▶ **Set problem**:
Output each line of the material exactly as it stands.

▶ **Given information**:
+++

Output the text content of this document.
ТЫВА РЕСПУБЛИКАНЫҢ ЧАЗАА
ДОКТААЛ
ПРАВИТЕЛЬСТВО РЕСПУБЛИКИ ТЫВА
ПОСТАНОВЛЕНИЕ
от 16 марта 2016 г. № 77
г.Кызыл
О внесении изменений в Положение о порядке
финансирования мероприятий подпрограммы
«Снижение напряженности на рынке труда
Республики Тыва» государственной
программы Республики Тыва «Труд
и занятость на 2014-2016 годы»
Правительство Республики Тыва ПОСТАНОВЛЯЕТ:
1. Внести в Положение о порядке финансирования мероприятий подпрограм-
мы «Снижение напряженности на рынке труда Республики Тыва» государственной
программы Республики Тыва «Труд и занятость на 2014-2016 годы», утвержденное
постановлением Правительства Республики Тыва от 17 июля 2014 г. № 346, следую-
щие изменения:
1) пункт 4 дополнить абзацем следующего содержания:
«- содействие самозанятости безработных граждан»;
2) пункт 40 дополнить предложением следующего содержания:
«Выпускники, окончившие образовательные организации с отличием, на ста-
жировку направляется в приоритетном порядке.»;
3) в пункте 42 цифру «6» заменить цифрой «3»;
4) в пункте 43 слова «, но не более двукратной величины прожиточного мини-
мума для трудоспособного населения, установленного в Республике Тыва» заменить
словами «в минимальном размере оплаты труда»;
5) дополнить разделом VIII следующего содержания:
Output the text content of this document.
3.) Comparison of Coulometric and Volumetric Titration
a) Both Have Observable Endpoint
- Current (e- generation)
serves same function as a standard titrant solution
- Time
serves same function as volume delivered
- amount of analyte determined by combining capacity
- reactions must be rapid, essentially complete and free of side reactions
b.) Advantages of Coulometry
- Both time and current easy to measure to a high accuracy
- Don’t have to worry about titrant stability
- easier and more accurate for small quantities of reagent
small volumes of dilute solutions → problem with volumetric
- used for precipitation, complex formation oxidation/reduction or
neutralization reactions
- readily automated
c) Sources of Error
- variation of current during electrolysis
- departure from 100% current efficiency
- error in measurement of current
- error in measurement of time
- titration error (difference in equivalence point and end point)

+++

▶ **Output below**:
Output the text content of this document.
ТЫВА РЕСПУБЛИКАНЫҢ ЧАЗАА
ДОКТААЛ
ПРАВИТЕЛЬСТВО РЕСПУБЛИКИ ТЫВА
ПОСТАНОВЛЕНИЕ
от 16 марта 2016 г. № 77
г.Кызыл
О внесении изменений в Положение о порядке
финансирования мероприятий подпрограммы
«Снижение напряженности на рынке труда
Республики Тыва» государственной
программы Республики Тыва «Труд
и занятость на 2014-2016 годы»
Правительство Республики Тыва ПОСТАНОВЛЯЕТ:
1. Внести в Положение о порядке финансирования мероприятий подпрограм-
мы «Снижение напряженности на рынке труда Республики Тыва» государственной
программы Республики Тыва «Труд и занятость на 2014-2016 годы», утвержденное
постановлением Правительства Республики Тыва от 17 июля 2014 г. № 346, следую-
щие изменения:
1) пункт 4 дополнить абзацем следующего содержания:
«- содействие самозанятости безработных граждан»;
2) пункт 40 дополнить предложением следующего содержания:
«Выпускники, окончившие образовательные организации с отличием, на ста-
жировку направляется в приоритетном порядке.»;
3) в пункте 42 цифру «6» заменить цифрой «3»;
4) в пункте 43 слова «, но не более двукратной величины прожиточного мини-
мума для трудоспособного населения, установленного в Республике Тыва» заменить
словами «в минимальном размере оплаты труда»;
5) дополнить разделом VIII следующего содержания:
Output the text content of this document.
3.) Comparison of Coulometric and Volumetric Titration
a) Both Have Observable Endpoint
- Current (e- generation)
serves same function as a standard titrant solution
- Time
serves same function as volume delivered
- amount of analyte determined by combining capacity
- reactions must be rapid, essentially complete and free of side reactions
b.) Advantages of Coulometry
- Both time and current easy to measure to a high accuracy
- Don’t have to worry about titrant stability
- easier and more accurate for small quantities of reagent
small volumes of dilute solutions → problem with volumetric
- used for precipitation, complex formation oxidation/reduction or
neutralization reactions
- readily automated
c) Sources of Error
- variation of current during electrolysis
- departure from 100% current efficiency
- error in measurement of current
- error in measurement of time
- titration error (difference in equivalence point and end point)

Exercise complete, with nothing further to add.